***** Extracted information *****
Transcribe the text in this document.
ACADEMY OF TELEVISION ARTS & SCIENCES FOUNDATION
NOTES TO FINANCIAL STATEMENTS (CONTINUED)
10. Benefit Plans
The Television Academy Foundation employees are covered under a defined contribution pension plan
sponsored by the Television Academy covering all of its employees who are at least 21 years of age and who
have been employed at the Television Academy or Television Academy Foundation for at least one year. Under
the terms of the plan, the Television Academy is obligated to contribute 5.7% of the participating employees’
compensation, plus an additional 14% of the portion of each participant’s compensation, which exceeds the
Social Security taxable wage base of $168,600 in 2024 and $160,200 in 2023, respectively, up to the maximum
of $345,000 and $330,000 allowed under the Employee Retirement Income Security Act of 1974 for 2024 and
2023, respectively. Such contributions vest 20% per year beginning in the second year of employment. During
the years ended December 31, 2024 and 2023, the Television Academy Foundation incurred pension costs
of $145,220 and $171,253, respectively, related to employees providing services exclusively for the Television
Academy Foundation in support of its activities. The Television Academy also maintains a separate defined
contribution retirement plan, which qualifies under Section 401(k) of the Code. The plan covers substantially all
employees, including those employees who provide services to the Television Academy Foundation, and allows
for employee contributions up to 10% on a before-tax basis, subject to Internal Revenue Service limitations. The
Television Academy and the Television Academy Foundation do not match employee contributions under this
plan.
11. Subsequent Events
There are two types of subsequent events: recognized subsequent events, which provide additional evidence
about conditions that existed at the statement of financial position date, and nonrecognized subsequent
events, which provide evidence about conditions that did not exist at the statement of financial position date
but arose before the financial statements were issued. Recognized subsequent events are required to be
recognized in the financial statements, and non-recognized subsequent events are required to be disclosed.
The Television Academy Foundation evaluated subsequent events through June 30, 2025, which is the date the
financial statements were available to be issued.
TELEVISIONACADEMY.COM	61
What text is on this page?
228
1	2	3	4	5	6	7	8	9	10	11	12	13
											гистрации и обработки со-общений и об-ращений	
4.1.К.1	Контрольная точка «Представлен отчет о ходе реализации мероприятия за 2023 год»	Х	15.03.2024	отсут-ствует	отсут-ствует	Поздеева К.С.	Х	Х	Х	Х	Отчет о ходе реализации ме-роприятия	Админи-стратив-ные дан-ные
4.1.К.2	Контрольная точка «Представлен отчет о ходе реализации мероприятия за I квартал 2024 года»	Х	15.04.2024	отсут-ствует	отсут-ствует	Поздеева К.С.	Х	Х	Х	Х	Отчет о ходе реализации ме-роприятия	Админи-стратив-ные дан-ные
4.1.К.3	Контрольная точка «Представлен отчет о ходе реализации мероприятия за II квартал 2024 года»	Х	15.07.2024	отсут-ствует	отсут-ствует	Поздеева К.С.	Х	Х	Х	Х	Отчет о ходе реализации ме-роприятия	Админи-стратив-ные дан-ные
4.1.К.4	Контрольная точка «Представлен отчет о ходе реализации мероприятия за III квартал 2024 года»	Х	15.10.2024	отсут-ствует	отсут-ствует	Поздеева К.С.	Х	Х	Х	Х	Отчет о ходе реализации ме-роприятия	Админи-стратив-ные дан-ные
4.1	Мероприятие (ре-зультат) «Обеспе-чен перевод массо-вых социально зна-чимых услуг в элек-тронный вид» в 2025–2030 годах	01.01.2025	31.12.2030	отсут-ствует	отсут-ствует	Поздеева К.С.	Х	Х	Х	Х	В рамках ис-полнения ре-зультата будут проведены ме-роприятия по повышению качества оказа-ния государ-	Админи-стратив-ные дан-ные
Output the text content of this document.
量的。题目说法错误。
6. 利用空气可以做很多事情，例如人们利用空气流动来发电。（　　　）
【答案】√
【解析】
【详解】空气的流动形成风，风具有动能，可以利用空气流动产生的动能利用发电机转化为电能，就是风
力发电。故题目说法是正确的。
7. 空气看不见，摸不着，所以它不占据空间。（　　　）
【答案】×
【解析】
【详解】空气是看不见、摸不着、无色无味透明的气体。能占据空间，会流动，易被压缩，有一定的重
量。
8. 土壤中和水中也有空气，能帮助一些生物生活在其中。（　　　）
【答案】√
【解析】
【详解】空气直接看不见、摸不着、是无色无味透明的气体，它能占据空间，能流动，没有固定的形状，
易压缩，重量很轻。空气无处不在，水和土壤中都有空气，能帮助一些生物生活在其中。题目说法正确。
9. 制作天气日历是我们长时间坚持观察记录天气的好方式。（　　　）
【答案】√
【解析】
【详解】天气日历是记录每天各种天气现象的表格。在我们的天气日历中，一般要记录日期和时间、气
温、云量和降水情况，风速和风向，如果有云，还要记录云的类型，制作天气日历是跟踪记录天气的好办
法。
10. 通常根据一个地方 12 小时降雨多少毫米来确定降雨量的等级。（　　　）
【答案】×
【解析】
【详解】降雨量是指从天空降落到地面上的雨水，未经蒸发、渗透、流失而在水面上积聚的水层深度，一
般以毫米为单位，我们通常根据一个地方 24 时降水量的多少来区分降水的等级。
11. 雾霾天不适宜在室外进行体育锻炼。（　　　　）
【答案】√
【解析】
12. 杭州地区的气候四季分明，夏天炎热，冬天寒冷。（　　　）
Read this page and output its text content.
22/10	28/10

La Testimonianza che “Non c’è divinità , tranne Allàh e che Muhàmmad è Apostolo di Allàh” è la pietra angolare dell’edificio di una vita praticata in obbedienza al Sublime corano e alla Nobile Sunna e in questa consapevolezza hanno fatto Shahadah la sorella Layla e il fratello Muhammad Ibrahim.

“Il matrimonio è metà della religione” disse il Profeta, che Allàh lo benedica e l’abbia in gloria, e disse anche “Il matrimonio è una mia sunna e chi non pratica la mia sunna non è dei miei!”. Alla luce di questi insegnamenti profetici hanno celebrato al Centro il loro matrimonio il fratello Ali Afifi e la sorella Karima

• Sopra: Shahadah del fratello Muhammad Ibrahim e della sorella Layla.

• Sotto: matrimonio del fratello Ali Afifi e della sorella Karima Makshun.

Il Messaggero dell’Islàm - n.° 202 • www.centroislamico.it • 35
*****
> [What needs to be done]:
Without leaving anything out, quote all the data.

> [The result]:
Transcribe the text in this document.
ACADEMY OF TELEVISION ARTS & SCIENCES FOUNDATION
NOTES TO FINANCIAL STATEMENTS (CONTINUED)
10. Benefit Plans
The Television Academy Foundation employees are covered under a defined contribution pension plan
sponsored by the Television Academy covering all of its employees who are at least 21 years of age and who
have been employed at the Television Academy or Television Academy Foundation for at least one year. Under
the terms of the plan, the Television Academy is obligated to contribute 5.7% of the participating employees’
compensation, plus an additional 14% of the portion of each participant’s compensation, which exceeds the
Social Security taxable wage base of $168,600 in 2024 and $160,200 in 2023, respectively, up to the maximum
of $345,000 and $330,000 allowed under the Employee Retirement Income Security Act of 1974 for 2024 and
2023, respectively. Such contributions vest 20% per year beginning in the second year of employment. During
the years ended December 31, 2024 and 2023, the Television Academy Foundation incurred pension costs
of $145,220 and $171,253, respectively, related to employees providing services exclusively for the Television
Academy Foundation in support of its activities. The Television Academy also maintains a separate defined
contribution retirement plan, which qualifies under Section 401(k) of the Code. The plan covers substantially all
employees, including those employees who provide services to the Television Academy Foundation, and allows
for employee contributions up to 10% on a before-tax basis, subject to Internal Revenue Service limitations. The
Television Academy and the Television Academy Foundation do not match employee contributions under this
plan.
11. Subsequent Events
There are two types of subsequent events: recognized subsequent events, which provide additional evidence
about conditions that existed at the statement of financial position date, and nonrecognized subsequent
events, which provide evidence about conditions that did not exist at the statement of financial position date
but arose before the financial statements were issued. Recognized subsequent events are required to be
recognized in the financial statements, and non-recognized subsequent events are required to be disclosed.
The Television Academy Foundation evaluated subsequent events through June 30, 2025, which is the date the
financial statements were available to be issued.
TELEVISIONACADEMY.COM	61
What text is on this page?
228
1	2	3	4	5	6	7	8	9	10	11	12	13
											гистрации и обработки со-общений и об-ращений	
4.1.К.1	Контрольная точка «Представлен отчет о ходе реализации мероприятия за 2023 год»	Х	15.03.2024	отсут-ствует	отсут-ствует	Поздеева К.С.	Х	Х	Х	Х	Отчет о ходе реализации ме-роприятия	Админи-стратив-ные дан-ные
4.1.К.2	Контрольная точка «Представлен отчет о ходе реализации мероприятия за I квартал 2024 года»	Х	15.04.2024	отсут-ствует	отсут-ствует	Поздеева К.С.	Х	Х	Х	Х	Отчет о ходе реализации ме-роприятия	Админи-стратив-ные дан-ные
4.1.К.3	Контрольная точка «Представлен отчет о ходе реализации мероприятия за II квартал 2024 года»	Х	15.07.2024	отсут-ствует	отсут-ствует	Поздеева К.С.	Х	Х	Х	Х	Отчет о ходе реализации ме-роприятия	Админи-стратив-ные дан-ные
4.1.К.4	Контрольная точка «Представлен отчет о ходе реализации мероприятия за III квартал 2024 года»	Х	15.10.2024	отсут-ствует	отсут-ствует	Поздеева К.С.	Х	Х	Х	Х	Отчет о ходе реализации ме-роприятия	Админи-стратив-ные дан-ные
4.1	Мероприятие (ре-зультат) «Обеспе-чен перевод массо-вых социально зна-чимых услуг в элек-тронный вид» в 2025–2030 годах	01.01.2025	31.12.2030	отсут-ствует	отсут-ствует	Поздеева К.С.	Х	Х	Х	Х	В рамках ис-полнения ре-зультата будут проведены ме-роприятия по повышению качества оказа-ния государ-	Админи-стратив-ные дан-ные
Output the text content of this document.
量的。题目说法错误。
6. 利用空气可以做很多事情，例如人们利用空气流动来发电。（　　　）
【答案】√
【解析】
【详解】空气的流动形成风，风具有动能，可以利用空气流动产生的动能利用发电机转化为电能，就是风
力发电。故题目说法是正确的。
7. 空气看不见，摸不着，所以它不占据空间。（　　　）
【答案】×
【解析】
【详解】空气是看不见、摸不着、无色无味透明的气体。能占据空间，会流动，易被压缩，有一定的重
量。
8. 土壤中和水中也有空气，能帮助一些生物生活在其中。（　　　）
【答案】√
【解析】
【详解】空气直接看不见、摸不着、是无色无味透明的气体，它能占据空间，能流动，没有固定的形状，
易压缩，重量很轻。空气无处不在，水和土壤中都有空气，能帮助一些生物生活在其中。题目说法正确。
9. 制作天气日历是我们长时间坚持观察记录天气的好方式。（　　　）
【答案】√
【解析】
【详解】天气日历是记录每天各种天气现象的表格。在我们的天气日历中，一般要记录日期和时间、气
温、云量和降水情况，风速和风向，如果有云，还要记录云的类型，制作天气日历是跟踪记录天气的好办
法。
10. 通常根据一个地方 12 小时降雨多少毫米来确定降雨量的等级。（　　　）
【答案】×
【解析】
【详解】降雨量是指从天空降落到地面上的雨水，未经蒸发、渗透、流失而在水面上积聚的水层深度，一
般以毫米为单位，我们通常根据一个地方 24 时降水量的多少来区分降水的等级。
11. 雾霾天不适宜在室外进行体育锻炼。（　　　　）
【答案】√
【解析】
12. 杭州地区的气候四季分明，夏天炎热，冬天寒冷。（　　　）
Read this page and output its text content.
22/10	28/10

La Testimonianza che “Non c’è divinità , tranne Allàh e che Muhàmmad è Apostolo di Allàh” è la pietra angolare dell’edificio di una vita praticata in obbedienza al Sublime corano e alla Nobile Sunna e in questa consapevolezza hanno fatto Shahadah la sorella Layla e il fratello Muhammad Ibrahim.

“Il matrimonio è metà della religione” disse il Profeta, che Allàh lo benedica e l’abbia in gloria, e disse anche “Il matrimonio è una mia sunna e chi non pratica la mia sunna non è dei miei!”. Alla luce di questi insegnamenti profetici hanno celebrato al Centro il loro matrimonio il fratello Ali Afifi e la sorella Karima

• Sopra: Shahadah del fratello Muhammad Ibrahim e della sorella Layla.

• Sotto: matrimonio del fratello Ali Afifi e della sorella Karima Makshun.

Il Messaggero dell’Islàm - n.° 202 • www.centroislamico.it • 35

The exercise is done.